__YOUR OBJECTIVE__
Read the records and write them out again exactly.
## start PROVIDED DATA
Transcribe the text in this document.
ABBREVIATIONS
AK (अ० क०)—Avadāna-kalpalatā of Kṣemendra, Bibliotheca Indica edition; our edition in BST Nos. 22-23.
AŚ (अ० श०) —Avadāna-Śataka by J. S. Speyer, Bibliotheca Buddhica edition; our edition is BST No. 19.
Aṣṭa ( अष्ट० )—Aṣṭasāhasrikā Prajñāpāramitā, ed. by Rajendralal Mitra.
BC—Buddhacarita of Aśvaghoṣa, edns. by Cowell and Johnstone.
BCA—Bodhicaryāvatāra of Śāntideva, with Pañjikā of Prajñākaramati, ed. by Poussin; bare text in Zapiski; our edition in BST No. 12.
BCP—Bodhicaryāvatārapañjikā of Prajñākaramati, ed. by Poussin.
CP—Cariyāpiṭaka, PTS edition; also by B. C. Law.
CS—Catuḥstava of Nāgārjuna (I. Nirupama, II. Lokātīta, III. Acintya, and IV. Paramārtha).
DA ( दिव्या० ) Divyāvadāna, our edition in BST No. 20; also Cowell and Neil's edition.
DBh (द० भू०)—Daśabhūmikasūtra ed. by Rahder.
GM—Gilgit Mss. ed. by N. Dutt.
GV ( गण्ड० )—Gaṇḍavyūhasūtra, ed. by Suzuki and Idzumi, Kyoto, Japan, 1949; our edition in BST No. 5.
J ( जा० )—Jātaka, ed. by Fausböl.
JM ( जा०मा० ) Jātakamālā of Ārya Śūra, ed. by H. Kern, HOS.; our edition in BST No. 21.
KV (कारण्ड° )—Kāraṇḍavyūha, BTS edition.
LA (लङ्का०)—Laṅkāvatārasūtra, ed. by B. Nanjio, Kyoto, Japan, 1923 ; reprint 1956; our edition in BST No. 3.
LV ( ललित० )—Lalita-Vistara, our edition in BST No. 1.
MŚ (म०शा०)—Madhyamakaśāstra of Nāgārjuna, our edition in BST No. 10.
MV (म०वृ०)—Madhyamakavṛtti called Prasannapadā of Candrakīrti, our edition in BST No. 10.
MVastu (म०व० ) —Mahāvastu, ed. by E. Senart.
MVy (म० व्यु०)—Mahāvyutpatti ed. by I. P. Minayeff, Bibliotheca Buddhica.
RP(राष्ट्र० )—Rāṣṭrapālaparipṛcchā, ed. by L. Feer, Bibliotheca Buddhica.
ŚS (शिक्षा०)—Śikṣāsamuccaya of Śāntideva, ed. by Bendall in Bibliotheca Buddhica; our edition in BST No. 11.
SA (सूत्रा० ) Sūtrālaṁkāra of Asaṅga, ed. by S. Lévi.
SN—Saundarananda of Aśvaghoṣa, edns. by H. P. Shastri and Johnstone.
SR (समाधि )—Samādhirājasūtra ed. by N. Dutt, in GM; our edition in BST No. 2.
## end PROVIDED DATA
__THE REPLY__
Transcribe the text in this document.
ABBREVIATIONS
AK (अ० क०)—Avadāna-kalpalatā of Kṣemendra, Bibliotheca Indica edition; our edition in BST Nos. 22-23.
AŚ (अ० श०) —Avadāna-Śataka by J. S. Speyer, Bibliotheca Buddhica edition; our edition is BST No. 19.
Aṣṭa ( अष्ट० )—Aṣṭasāhasrikā Prajñāpāramitā, ed. by Rajendralal Mitra.
BC—Buddhacarita of Aśvaghoṣa, edns. by Cowell and Johnstone.
BCA—Bodhicaryāvatāra of Śāntideva, with Pañjikā of Prajñākaramati, ed. by Poussin; bare text in Zapiski; our edition in BST No. 12.
BCP—Bodhicaryāvatārapañjikā of Prajñākaramati, ed. by Poussin.
CP—Cariyāpiṭaka, PTS edition; also by B. C. Law.
CS—Catuḥstava of Nāgārjuna (I. Nirupama, II. Lokātīta, III. Acintya, and IV. Paramārtha).
DA ( दिव्या० ) Divyāvadāna, our edition in BST No. 20; also Cowell and Neil's edition.
DBh (द० भू०)—Daśabhūmikasūtra ed. by Rahder.
GM—Gilgit Mss. ed. by N. Dutt.
GV ( गण्ड० )—Gaṇḍavyūhasūtra, ed. by Suzuki and Idzumi, Kyoto, Japan, 1949; our edition in BST No. 5.
J ( जा० )—Jātaka, ed. by Fausböl.
JM ( जा०मा० ) Jātakamālā of Ārya Śūra, ed. by H. Kern, HOS.; our edition in BST No. 21.
KV (कारण्ड° )—Kāraṇḍavyūha, BTS edition.
LA (लङ्का०)—Laṅkāvatārasūtra, ed. by B. Nanjio, Kyoto, Japan, 1923 ; reprint 1956; our edition in BST No. 3.
LV ( ललित० )—Lalita-Vistara, our edition in BST No. 1.
MŚ (म०शा०)—Madhyamakaśāstra of Nāgārjuna, our edition in BST No. 10.
MV (म०वृ०)—Madhyamakavṛtti called Prasannapadā of Candrakīrti, our edition in BST No. 10.
MVastu (म०व० ) —Mahāvastu, ed. by E. Senart.
MVy (म० व्यु०)—Mahāvyutpatti ed. by I. P. Minayeff, Bibliotheca Buddhica.
RP(राष्ट्र० )—Rāṣṭrapālaparipṛcchā, ed. by L. Feer, Bibliotheca Buddhica.
ŚS (शिक्षा०)—Śikṣāsamuccaya of Śāntideva, ed. by Bendall in Bibliotheca Buddhica; our edition in BST No. 11.
SA (सूत्रा० ) Sūtrālaṁkāra of Asaṅga, ed. by S. Lévi.
SN—Saundarananda of Aśvaghoṣa, edns. by H. P. Shastri and Johnstone.
SR (समाधि )—Samādhirājasūtra ed. by N. Dutt, in GM; our edition in BST No. 2.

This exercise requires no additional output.